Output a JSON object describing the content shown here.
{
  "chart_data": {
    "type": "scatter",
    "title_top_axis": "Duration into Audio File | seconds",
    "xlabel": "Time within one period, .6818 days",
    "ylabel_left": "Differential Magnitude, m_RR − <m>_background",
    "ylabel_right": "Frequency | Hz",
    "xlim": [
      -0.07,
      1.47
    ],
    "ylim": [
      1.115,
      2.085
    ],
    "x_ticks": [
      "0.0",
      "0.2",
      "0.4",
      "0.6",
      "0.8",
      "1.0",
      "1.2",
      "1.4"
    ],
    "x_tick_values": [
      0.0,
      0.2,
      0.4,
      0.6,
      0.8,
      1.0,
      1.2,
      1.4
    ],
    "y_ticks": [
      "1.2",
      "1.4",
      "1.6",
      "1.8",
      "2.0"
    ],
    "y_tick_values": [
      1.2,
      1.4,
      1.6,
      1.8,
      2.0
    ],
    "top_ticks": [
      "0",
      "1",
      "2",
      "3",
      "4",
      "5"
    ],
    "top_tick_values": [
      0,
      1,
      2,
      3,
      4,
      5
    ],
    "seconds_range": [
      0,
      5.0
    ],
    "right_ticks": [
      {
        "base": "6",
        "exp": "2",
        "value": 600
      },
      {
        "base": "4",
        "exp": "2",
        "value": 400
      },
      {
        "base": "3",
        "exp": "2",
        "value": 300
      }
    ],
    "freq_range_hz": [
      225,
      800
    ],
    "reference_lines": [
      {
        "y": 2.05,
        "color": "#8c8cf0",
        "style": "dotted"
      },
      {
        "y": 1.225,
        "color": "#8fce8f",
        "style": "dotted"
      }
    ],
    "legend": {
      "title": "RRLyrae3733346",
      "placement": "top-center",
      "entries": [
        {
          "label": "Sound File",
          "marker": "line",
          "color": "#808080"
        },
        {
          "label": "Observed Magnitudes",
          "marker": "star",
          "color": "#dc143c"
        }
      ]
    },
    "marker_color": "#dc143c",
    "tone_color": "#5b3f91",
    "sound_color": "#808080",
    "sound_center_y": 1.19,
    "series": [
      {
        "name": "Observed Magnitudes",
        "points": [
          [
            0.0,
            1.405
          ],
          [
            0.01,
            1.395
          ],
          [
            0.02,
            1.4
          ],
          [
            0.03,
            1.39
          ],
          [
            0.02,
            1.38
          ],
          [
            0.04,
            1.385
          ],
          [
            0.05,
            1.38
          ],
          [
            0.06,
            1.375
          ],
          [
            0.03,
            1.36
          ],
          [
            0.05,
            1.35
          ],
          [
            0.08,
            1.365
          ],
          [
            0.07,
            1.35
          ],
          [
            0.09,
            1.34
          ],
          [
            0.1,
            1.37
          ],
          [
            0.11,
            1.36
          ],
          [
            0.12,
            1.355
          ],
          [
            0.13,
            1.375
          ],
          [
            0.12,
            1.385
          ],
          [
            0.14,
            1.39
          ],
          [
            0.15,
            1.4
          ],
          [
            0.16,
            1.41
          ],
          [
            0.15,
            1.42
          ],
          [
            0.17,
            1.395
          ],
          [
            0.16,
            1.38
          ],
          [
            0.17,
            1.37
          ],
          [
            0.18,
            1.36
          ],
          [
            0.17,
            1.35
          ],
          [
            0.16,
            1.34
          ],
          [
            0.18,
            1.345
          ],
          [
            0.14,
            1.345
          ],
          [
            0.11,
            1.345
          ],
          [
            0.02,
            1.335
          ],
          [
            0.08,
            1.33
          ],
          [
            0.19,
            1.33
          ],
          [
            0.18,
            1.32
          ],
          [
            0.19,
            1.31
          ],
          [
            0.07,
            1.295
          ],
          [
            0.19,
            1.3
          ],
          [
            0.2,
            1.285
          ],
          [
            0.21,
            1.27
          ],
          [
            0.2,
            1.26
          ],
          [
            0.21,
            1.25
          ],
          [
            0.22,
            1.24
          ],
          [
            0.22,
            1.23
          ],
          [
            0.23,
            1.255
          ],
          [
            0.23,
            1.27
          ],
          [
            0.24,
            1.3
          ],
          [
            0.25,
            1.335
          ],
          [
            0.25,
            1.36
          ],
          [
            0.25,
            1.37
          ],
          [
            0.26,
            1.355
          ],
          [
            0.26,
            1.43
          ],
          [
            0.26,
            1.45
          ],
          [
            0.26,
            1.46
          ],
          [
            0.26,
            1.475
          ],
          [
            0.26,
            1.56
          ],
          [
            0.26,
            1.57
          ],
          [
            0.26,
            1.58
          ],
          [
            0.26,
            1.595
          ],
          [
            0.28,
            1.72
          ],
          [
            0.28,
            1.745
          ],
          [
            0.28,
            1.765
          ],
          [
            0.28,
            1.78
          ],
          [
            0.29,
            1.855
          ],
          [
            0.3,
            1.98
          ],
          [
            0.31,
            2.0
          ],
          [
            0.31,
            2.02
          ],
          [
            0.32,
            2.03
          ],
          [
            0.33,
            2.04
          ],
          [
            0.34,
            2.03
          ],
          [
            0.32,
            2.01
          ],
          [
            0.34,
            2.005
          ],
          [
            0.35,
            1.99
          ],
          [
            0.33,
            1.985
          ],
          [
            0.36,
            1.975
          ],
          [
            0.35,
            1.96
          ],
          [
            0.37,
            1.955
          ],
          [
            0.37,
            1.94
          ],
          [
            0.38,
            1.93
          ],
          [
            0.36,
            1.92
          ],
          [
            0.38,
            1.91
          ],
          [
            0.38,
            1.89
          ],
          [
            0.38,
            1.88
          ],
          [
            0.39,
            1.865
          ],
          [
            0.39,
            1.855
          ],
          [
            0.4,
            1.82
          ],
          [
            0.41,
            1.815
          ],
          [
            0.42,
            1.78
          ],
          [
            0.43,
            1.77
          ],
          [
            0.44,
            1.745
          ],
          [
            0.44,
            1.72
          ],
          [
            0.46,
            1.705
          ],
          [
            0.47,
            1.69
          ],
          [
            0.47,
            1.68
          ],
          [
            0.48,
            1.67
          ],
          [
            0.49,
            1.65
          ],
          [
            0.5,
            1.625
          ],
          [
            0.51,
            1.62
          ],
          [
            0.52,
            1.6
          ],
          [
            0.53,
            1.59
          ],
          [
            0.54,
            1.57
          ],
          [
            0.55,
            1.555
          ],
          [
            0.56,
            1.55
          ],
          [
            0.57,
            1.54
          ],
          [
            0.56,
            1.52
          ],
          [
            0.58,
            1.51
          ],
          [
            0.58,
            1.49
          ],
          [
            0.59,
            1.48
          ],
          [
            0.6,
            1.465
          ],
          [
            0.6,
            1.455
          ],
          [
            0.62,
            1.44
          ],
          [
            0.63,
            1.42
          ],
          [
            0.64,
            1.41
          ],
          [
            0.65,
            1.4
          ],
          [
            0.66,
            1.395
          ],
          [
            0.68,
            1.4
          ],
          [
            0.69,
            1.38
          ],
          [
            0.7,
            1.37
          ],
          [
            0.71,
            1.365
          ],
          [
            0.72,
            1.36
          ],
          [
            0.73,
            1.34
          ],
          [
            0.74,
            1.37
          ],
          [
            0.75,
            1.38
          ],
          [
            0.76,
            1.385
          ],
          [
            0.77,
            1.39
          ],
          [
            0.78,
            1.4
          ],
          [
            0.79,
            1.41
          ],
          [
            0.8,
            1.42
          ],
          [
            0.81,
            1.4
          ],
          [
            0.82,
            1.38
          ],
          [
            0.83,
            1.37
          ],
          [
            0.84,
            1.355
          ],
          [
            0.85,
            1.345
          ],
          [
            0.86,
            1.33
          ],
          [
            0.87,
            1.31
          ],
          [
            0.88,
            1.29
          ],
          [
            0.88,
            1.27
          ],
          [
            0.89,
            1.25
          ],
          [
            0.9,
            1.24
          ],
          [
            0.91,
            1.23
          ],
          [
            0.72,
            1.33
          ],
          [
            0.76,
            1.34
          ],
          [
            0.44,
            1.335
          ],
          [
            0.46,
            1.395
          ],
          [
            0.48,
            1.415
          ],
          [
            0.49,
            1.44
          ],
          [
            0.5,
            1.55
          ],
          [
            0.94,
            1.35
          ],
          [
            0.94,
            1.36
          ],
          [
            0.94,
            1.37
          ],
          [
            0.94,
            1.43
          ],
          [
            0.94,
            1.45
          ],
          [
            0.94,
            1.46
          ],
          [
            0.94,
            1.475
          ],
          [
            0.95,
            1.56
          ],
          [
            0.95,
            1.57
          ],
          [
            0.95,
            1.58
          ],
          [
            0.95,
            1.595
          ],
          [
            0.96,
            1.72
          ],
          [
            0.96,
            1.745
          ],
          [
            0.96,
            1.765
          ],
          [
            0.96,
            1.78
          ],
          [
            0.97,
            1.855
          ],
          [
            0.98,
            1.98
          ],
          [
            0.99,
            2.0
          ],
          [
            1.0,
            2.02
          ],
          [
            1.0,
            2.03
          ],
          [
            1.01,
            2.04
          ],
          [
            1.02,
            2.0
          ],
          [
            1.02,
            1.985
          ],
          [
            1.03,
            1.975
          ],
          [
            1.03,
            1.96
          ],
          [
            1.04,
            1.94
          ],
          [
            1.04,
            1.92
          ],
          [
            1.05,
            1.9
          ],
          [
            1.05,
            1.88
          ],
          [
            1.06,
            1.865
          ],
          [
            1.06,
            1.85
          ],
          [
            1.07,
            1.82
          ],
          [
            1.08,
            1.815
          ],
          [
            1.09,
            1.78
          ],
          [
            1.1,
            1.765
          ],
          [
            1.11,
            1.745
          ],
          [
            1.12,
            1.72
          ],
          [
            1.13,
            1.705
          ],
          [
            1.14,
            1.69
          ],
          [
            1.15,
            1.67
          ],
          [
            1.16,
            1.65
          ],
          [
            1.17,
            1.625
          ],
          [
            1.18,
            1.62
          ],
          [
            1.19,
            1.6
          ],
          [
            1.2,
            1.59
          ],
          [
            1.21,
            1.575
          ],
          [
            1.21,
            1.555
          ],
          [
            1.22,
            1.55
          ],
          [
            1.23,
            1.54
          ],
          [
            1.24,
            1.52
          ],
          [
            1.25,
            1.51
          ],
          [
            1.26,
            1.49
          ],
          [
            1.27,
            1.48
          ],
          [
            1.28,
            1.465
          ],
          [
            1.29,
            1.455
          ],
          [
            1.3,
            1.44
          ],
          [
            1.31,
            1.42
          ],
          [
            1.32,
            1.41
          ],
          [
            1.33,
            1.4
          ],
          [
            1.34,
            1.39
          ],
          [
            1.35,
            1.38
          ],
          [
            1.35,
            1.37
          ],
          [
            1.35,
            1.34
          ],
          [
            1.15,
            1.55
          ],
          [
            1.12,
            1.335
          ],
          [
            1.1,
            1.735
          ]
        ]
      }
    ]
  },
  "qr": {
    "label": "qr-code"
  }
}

------------------------

-- TASK BRIEF --
Work through the data and report how many of its lines hold the word "Magnitudes", giving only the figure.

-- ANSWER --
2